_GOAL_
Recast every line of the data below as a numbered list, dropping any blank lines.

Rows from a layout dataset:
# # # # # # #

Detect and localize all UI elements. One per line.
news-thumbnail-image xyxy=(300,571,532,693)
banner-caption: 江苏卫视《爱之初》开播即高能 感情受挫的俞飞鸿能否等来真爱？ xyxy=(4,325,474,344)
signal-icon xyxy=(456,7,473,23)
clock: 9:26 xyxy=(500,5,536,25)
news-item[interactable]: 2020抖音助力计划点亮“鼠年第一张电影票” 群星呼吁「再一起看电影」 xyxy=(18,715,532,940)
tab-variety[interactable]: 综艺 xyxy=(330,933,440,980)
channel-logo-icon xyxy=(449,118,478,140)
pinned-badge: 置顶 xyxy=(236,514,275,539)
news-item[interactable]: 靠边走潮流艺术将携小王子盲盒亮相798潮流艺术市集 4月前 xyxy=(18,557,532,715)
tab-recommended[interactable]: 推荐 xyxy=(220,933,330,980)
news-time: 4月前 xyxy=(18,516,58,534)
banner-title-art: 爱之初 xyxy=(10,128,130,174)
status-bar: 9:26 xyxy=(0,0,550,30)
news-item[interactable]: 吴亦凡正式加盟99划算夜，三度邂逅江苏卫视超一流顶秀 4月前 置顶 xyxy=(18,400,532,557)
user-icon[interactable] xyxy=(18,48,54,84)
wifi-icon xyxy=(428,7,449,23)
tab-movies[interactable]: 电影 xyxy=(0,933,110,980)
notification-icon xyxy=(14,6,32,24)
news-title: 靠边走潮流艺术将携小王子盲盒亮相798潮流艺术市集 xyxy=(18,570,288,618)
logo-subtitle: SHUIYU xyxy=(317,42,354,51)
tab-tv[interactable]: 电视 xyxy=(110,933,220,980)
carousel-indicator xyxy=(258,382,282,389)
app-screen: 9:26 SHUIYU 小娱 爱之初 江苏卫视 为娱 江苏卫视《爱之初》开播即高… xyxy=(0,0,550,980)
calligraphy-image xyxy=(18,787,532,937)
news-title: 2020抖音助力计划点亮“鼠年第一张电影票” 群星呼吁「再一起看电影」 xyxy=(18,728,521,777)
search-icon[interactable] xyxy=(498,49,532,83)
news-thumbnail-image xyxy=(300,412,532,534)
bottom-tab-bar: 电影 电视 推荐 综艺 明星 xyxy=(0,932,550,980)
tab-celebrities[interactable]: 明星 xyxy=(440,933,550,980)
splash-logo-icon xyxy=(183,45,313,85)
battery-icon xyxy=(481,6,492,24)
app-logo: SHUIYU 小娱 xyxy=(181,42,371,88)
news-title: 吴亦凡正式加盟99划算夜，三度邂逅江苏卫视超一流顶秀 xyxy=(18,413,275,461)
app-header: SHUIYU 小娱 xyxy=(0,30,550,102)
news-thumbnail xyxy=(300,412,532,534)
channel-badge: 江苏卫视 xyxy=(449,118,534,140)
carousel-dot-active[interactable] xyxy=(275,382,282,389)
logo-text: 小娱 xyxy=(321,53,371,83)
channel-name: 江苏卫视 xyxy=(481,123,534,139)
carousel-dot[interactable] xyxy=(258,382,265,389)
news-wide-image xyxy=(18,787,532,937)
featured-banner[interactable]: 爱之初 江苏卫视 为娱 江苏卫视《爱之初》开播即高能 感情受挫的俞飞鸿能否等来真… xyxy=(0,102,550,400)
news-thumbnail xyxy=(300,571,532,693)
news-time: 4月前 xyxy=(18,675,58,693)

# # # # # # #

_EXPECTED OUTPUT_
1. Detect and localize all UI elements. One per line.
2. news-thumbnail-image xyxy=(300,571,532,693)
3. banner-caption: 江苏卫视《爱之初》开播即高能 感情受挫的俞飞鸿能否等来真爱？ xyxy=(4,325,474,344)
4. signal-icon xyxy=(456,7,473,23)
5. clock: 9:26 xyxy=(500,5,536,25)
6. news-item[interactable]: 2020抖音助力计划点亮“鼠年第一张电影票” 群星呼吁「再一起看电影」 xyxy=(18,715,532,940)
7. tab-variety[interactable]: 综艺 xyxy=(330,933,440,980)
8. channel-logo-icon xyxy=(449,118,478,140)
9. pinned-badge: 置顶 xyxy=(236,514,275,539)
10. news-item[interactable]: 靠边走潮流艺术将携小王子盲盒亮相798潮流艺术市集 4月前 xyxy=(18,557,532,715)
11. tab-recommended[interactable]: 推荐 xyxy=(220,933,330,980)
12. news-time: 4月前 xyxy=(18,516,58,534)
13. banner-title-art: 爱之初 xyxy=(10,128,130,174)
14. status-bar: 9:26 xyxy=(0,0,550,30)
15. news-item[interactable]: 吴亦凡正式加盟99划算夜，三度邂逅江苏卫视超一流顶秀 4月前 置顶 xyxy=(18,400,532,557)
16. user-icon[interactable] xyxy=(18,48,54,84)
17. wifi-icon xyxy=(428,7,449,23)
18. tab-movies[interactable]: 电影 xyxy=(0,933,110,980)
19. notification-icon xyxy=(14,6,32,24)
20. news-title: 靠边走潮流艺术将携小王子盲盒亮相798潮流艺术市集 xyxy=(18,570,288,618)
21. logo-subtitle: SHUIYU xyxy=(317,42,354,51)
22. tab-tv[interactable]: 电视 xyxy=(110,933,220,980)
23. carousel-indicator xyxy=(258,382,282,389)
24. app-screen: 9:26 SHUIYU 小娱 爱之初 江苏卫视 为娱 江苏卫视《爱之初》开播即高… xyxy=(0,0,550,980)
25. calligraphy-image xyxy=(18,787,532,937)
26. news-title: 2020抖音助力计划点亮“鼠年第一张电影票” 群星呼吁「再一起看电影」 xyxy=(18,728,521,777)
27. search-icon[interactable] xyxy=(498,49,532,83)
28. news-thumbnail-image xyxy=(300,412,532,534)
29. bottom-tab-bar: 电影 电视 推荐 综艺 明星 xyxy=(0,932,550,980)
30. tab-celebrities[interactable]: 明星 xyxy=(440,933,550,980)
31. splash-logo-icon xyxy=(183,45,313,85)
32. battery-icon xyxy=(481,6,492,24)
33. app-logo: SHUIYU 小娱 xyxy=(181,42,371,88)
34. news-title: 吴亦凡正式加盟99划算夜，三度邂逅江苏卫视超一流顶秀 xyxy=(18,413,275,461)
35. app-header: SHUIYU 小娱 xyxy=(0,30,550,102)
36. news-thumbnail xyxy=(300,412,532,534)
37. channel-badge: 江苏卫视 xyxy=(449,118,534,140)
38. carousel-dot-active[interactable] xyxy=(275,382,282,389)
39. logo-text: 小娱 xyxy=(321,53,371,83)
40. channel-name: 江苏卫视 xyxy=(481,123,534,139)
41. carousel-dot[interactable] xyxy=(258,382,265,389)
42. news-wide-image xyxy=(18,787,532,937)
43. featured-banner[interactable]: 爱之初 江苏卫视 为娱 江苏卫视《爱之初》开播即高能 感情受挫的俞飞鸿能否等来真… xyxy=(0,102,550,400)
44. news-thumbnail xyxy=(300,571,532,693)
45. news-time: 4月前 xyxy=(18,675,58,693)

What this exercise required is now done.